> Document extract
----

Book Review: The Talent Code - by Daniel Coyle


Deep practice is what makes you improve at anything. A really interesting topic - need to think how I can apply this to playing musical instruments and learning languages for my own purposes. It means essentially operating at the limit of your skill, so that you make mistakes and have to slow down/ try again and correct them.


  • “You will become clever through your mistakes.” - German proverb

  • Skill is due to your brain re-wiring neural circuits in response to signals. The more time and energy you put into the right kind of practice and the longer you stay in that zone, the more it happens.
  • The trick is to choose a goal just beyond your present abilities.
  • The more we fire a particular circuit, the more myelin optimizes that circuit, and the getter we get. The best way to build a circuit is to fire it, attend to mistakes, then fire it again, over and over. The more we develop a skill, the less we’re aware of it.
  • The more the nerve fires, the more myelin wraps around it. The more myelin wraps around it, the faster the signals travel, increasing velocities up to one hundred times over signals sent through an uninsulated fiber.
  • Struggle is not optional. Make mistakes and pay attention to those mistakes. Slowly teach the circuit. Keep practising. Circuits that are fired most, and most urgently, are the ones that get built.

----

> Items
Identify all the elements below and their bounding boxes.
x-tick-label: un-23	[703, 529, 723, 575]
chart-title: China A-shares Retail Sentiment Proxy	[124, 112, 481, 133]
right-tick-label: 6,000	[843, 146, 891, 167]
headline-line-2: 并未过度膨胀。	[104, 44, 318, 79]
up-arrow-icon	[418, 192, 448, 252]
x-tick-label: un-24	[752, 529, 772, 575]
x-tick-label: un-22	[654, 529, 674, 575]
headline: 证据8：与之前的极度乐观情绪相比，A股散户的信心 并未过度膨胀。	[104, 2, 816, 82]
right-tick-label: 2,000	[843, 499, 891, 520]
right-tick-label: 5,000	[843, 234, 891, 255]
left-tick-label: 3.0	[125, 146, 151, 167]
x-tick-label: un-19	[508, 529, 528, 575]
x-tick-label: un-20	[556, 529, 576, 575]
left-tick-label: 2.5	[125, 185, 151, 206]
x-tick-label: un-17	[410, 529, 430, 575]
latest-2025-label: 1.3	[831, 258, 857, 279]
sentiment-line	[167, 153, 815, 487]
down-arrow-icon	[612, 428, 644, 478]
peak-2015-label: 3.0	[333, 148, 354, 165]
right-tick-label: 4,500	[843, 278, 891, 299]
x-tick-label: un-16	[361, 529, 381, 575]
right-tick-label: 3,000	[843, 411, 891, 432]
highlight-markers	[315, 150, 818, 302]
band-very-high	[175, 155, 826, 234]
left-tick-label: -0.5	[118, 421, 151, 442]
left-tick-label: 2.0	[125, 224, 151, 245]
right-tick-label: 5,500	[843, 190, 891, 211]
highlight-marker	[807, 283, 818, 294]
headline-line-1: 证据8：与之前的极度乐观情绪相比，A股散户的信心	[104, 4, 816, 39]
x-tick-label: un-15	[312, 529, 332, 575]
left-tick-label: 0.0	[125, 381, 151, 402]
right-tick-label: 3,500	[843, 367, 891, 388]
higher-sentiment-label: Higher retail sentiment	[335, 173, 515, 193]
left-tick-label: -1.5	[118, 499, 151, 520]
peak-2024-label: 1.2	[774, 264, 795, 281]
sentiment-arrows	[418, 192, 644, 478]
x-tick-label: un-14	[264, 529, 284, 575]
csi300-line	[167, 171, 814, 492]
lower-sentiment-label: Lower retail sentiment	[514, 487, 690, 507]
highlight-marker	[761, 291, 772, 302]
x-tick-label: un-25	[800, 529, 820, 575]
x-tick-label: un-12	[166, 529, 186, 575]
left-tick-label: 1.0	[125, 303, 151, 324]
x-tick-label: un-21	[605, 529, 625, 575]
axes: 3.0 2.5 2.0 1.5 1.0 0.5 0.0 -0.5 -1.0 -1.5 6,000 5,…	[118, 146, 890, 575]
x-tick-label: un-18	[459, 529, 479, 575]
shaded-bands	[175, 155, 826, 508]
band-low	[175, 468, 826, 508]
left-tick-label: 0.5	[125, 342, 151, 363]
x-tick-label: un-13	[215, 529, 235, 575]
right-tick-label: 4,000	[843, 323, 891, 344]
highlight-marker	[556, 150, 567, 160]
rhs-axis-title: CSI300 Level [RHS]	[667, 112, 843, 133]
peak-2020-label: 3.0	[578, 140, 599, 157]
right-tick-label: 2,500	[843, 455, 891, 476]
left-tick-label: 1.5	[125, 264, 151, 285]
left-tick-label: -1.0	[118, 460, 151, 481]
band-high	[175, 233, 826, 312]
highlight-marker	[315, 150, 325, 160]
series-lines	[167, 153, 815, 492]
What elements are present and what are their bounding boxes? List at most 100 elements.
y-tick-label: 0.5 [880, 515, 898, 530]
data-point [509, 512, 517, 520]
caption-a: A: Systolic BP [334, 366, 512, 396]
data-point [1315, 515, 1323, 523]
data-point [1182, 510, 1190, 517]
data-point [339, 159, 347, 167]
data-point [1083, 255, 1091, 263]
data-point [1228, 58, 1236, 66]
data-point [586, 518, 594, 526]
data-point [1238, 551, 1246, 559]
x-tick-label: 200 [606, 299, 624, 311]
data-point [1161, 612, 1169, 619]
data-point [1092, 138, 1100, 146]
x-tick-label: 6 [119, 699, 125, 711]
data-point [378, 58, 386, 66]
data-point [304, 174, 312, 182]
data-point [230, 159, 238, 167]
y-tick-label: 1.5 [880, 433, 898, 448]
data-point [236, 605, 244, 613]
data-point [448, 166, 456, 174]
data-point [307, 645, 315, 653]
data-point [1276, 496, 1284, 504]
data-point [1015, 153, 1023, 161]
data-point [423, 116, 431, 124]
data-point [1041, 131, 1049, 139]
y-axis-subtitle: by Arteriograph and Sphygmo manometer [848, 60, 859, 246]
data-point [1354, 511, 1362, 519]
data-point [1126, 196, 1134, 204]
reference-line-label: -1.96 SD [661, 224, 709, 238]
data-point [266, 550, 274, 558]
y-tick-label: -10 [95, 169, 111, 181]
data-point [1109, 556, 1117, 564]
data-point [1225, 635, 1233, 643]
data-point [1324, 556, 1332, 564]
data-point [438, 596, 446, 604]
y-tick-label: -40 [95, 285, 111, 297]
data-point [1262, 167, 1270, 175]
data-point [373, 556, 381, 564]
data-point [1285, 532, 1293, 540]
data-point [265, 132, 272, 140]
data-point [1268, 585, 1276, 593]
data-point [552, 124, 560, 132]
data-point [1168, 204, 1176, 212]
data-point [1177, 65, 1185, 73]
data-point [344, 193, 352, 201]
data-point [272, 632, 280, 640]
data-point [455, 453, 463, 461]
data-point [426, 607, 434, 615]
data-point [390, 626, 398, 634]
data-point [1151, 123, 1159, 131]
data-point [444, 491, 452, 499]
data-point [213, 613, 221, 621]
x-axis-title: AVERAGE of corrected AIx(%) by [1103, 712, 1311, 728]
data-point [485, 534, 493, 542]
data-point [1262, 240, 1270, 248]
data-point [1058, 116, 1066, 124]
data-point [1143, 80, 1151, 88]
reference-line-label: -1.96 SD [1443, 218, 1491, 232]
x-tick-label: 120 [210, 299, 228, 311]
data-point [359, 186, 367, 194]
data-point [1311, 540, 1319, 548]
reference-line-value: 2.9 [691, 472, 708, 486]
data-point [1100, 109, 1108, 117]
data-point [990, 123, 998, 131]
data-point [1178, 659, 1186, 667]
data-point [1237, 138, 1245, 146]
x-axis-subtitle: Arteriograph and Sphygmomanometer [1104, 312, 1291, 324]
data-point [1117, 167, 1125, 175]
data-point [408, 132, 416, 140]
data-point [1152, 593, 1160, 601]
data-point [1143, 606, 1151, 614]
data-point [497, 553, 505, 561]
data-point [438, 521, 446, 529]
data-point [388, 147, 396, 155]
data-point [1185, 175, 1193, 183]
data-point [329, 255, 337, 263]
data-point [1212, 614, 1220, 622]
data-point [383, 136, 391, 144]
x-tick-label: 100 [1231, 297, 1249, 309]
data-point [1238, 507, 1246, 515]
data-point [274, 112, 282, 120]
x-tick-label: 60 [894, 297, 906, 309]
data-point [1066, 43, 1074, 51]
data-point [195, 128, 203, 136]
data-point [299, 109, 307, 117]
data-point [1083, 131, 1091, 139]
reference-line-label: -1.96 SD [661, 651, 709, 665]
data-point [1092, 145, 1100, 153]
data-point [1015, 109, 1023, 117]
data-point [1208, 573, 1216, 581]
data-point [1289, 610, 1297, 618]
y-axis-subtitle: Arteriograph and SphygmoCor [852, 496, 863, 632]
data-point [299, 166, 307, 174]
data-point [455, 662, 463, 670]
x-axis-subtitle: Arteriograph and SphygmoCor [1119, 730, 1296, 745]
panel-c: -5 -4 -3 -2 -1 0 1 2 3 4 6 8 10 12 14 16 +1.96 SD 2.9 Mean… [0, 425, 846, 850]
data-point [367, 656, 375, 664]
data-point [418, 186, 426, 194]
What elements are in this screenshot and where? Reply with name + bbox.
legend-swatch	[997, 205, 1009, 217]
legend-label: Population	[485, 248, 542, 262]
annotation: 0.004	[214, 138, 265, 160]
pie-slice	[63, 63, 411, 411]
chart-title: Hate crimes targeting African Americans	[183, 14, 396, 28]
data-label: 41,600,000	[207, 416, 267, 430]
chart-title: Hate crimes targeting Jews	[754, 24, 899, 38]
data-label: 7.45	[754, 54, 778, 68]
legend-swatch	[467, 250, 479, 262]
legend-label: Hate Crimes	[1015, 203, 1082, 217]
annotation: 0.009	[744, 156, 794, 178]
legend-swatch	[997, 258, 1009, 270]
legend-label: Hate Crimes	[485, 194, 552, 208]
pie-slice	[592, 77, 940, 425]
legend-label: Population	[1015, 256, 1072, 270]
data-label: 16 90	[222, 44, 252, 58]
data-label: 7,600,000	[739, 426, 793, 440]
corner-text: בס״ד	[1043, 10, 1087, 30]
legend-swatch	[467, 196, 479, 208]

----

> Exercise directions
Continue the review of The Talent Code from its last sentence, adding a few more bullet points in the same style.

> In response
  • Chunking - identifying important elements and grouping them into a meaningful framework.
  • Meadowmount music school founder: Ivan Galamian. Students cut each measure of their sheet music into strips, put in envelopes and pulled out in random order. Break strips into smaller fragments by altering rhythms.
  • Experts practice strategically. When they fail, they don’t blame it on luck or themselves.
  • Thirty days of no practice causes skills to go. Limit on how much deep practice human beings can do in a day - between three and five hours a day,
  • Laws of learning:
    • explanation
    • demonstration
    • imitation
    • correction
    • repetition.
  • “Don’t look for the big, quick improvement. Seek the small improvement one day at a time. That’s the only way it happens - and when it happens, it lasts,”
  • “People are shy not because they lack social skills but because they haven’t practiced them sufficiently. Talking on the phone or asking someone on a date is a learnable skill”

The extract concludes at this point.